The problem: Reproduce all entries word for word.

Record extracts:

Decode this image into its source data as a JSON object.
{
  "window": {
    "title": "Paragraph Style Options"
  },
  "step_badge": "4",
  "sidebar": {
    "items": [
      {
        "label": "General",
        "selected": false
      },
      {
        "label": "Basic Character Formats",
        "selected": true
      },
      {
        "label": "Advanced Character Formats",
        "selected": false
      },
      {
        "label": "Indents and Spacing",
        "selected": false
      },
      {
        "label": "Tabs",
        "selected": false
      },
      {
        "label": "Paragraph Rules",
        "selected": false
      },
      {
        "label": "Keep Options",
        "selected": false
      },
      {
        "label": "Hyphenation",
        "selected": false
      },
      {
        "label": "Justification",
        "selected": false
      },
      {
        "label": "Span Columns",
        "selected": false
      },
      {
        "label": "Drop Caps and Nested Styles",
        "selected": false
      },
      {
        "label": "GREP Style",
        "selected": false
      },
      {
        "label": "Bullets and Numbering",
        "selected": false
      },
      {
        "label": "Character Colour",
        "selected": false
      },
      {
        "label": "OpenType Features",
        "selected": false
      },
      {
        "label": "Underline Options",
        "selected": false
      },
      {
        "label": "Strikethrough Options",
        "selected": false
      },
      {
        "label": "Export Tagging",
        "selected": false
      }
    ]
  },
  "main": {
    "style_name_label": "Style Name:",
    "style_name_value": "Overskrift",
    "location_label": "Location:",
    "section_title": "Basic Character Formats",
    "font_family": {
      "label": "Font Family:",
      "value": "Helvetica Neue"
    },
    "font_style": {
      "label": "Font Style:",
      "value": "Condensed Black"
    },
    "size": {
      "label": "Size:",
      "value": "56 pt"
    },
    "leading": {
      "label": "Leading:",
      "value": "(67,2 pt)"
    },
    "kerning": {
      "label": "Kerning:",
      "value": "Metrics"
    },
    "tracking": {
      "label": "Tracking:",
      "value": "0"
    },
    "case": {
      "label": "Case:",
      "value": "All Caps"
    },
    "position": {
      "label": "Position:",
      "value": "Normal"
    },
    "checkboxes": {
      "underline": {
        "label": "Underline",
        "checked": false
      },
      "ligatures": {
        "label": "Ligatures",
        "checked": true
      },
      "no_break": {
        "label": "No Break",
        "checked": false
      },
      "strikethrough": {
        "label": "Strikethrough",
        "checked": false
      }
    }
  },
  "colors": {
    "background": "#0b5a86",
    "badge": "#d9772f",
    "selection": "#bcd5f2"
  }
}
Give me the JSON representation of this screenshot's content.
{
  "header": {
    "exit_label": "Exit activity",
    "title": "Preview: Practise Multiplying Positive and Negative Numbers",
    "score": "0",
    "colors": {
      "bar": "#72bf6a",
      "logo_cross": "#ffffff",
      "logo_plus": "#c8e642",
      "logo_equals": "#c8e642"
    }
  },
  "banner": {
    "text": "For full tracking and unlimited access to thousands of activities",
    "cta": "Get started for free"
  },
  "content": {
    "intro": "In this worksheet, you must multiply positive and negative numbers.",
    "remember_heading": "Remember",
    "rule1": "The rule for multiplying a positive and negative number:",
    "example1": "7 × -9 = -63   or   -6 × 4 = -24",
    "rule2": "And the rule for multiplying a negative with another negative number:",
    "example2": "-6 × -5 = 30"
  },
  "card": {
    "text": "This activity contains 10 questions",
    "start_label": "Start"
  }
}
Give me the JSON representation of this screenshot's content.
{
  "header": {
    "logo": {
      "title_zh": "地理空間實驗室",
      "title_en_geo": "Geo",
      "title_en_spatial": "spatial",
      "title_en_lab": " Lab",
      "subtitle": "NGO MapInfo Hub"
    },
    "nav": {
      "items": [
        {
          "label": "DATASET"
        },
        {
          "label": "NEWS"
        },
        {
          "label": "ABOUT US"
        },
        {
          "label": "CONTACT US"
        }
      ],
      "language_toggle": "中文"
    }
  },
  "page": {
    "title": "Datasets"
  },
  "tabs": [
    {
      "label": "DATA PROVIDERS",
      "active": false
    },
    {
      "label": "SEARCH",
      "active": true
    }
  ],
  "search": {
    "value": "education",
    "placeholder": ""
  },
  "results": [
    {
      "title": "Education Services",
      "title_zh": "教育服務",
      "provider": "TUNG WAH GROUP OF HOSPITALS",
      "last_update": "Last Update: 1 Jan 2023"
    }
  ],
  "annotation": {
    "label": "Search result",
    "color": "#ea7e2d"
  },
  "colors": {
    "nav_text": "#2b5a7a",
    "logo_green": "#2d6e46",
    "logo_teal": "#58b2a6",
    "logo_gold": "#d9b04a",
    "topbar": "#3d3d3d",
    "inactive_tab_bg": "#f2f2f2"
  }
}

Correct result:
Decode this image into its source data as a JSON object.
{
  "window": {
    "title": "Paragraph Style Options"
  },
  "step_badge": "4",
  "sidebar": {
    "items": [
      {
        "label": "General",
        "selected": false
      },
      {
        "label": "Basic Character Formats",
        "selected": true
      },
      {
        "label": "Advanced Character Formats",
        "selected": false
      },
      {
        "label": "Indents and Spacing",
        "selected": false
      },
      {
        "label": "Tabs",
        "selected": false
      },
      {
        "label": "Paragraph Rules",
        "selected": false
      },
      {
        "label": "Keep Options",
        "selected": false
      },
      {
        "label": "Hyphenation",
        "selected": false
      },
      {
        "label": "Justification",
        "selected": false
      },
      {
        "label": "Span Columns",
        "selected": false
      },
      {
        "label": "Drop Caps and Nested Styles",
        "selected": false
      },
      {
        "label": "GREP Style",
        "selected": false
      },
      {
        "label": "Bullets and Numbering",
        "selected": false
      },
      {
        "label": "Character Colour",
        "selected": false
      },
      {
        "label": "OpenType Features",
        "selected": false
      },
      {
        "label": "Underline Options",
        "selected": false
      },
      {
        "label": "Strikethrough Options",
        "selected": false
      },
      {
        "label": "Export Tagging",
        "selected": false
      }
    ]
  },
  "main": {
    "style_name_label": "Style Name:",
    "style_name_value": "Overskrift",
    "location_label": "Location:",
    "section_title": "Basic Character Formats",
    "font_family": {
      "label": "Font Family:",
      "value": "Helvetica Neue"
    },
    "font_style": {
      "label": "Font Style:",
      "value": "Condensed Black"
    },
    "size": {
      "label": "Size:",
      "value": "56 pt"
    },
    "leading": {
      "label": "Leading:",
      "value": "(67,2 pt)"
    },
    "kerning": {
      "label": "Kerning:",
      "value": "Metrics"
    },
    "tracking": {
      "label": "Tracking:",
      "value": "0"
    },
    "case": {
      "label": "Case:",
      "value": "All Caps"
    },
    "position": {
      "label": "Position:",
      "value": "Normal"
    },
    "checkboxes": {
      "underline": {
        "label": "Underline",
        "checked": false
      },
      "ligatures": {
        "label": "Ligatures",
        "checked": true
      },
      "no_break": {
        "label": "No Break",
        "checked": false
      },
      "strikethrough": {
        "label": "Strikethrough",
        "checked": false
      }
    }
  },
  "colors": {
    "background": "#0b5a86",
    "badge": "#d9772f",
    "selection": "#bcd5f2"
  }
}
Give me the JSON representation of this screenshot's content.
{
  "header": {
    "exit_label": "Exit activity",
    "title": "Preview: Practise Multiplying Positive and Negative Numbers",
    "score": "0",
    "colors": {
      "bar": "#72bf6a",
      "logo_cross": "#ffffff",
      "logo_plus": "#c8e642",
      "logo_equals": "#c8e642"
    }
  },
  "banner": {
    "text": "For full tracking and unlimited access to thousands of activities",
    "cta": "Get started for free"
  },
  "content": {
    "intro": "In this worksheet, you must multiply positive and negative numbers.",
    "remember_heading": "Remember",
    "rule1": "The rule for multiplying a positive and negative number:",
    "example1": "7 × -9 = -63   or   -6 × 4 = -24",
    "rule2": "And the rule for multiplying a negative with another negative number:",
    "example2": "-6 × -5 = 30"
  },
  "card": {
    "text": "This activity contains 10 questions",
    "start_label": "Start"
  }
}
Give me the JSON representation of this screenshot's content.
{
  "header": {
    "logo": {
      "title_zh": "地理空間實驗室",
      "title_en_geo": "Geo",
      "title_en_spatial": "spatial",
      "title_en_lab": " Lab",
      "subtitle": "NGO MapInfo Hub"
    },
    "nav": {
      "items": [
        {
          "label": "DATASET"
        },
        {
          "label": "NEWS"
        },
        {
          "label": "ABOUT US"
        },
        {
          "label": "CONTACT US"
        }
      ],
      "language_toggle": "中文"
    }
  },
  "page": {
    "title": "Datasets"
  },
  "tabs": [
    {
      "label": "DATA PROVIDERS",
      "active": false
    },
    {
      "label": "SEARCH",
      "active": true
    }
  ],
  "search": {
    "value": "education",
    "placeholder": ""
  },
  "results": [
    {
      "title": "Education Services",
      "title_zh": "教育服務",
      "provider": "TUNG WAH GROUP OF HOSPITALS",
      "last_update": "Last Update: 1 Jan 2023"
    }
  ],
  "annotation": {
    "label": "Search result",
    "color": "#ea7e2d"
  },
  "colors": {
    "nav_text": "#2b5a7a",
    "logo_green": "#2d6e46",
    "logo_teal": "#58b2a6",
    "logo_gold": "#d9b04a",
    "topbar": "#3d3d3d",
    "inactive_tab_bg": "#f2f2f2"
  }
}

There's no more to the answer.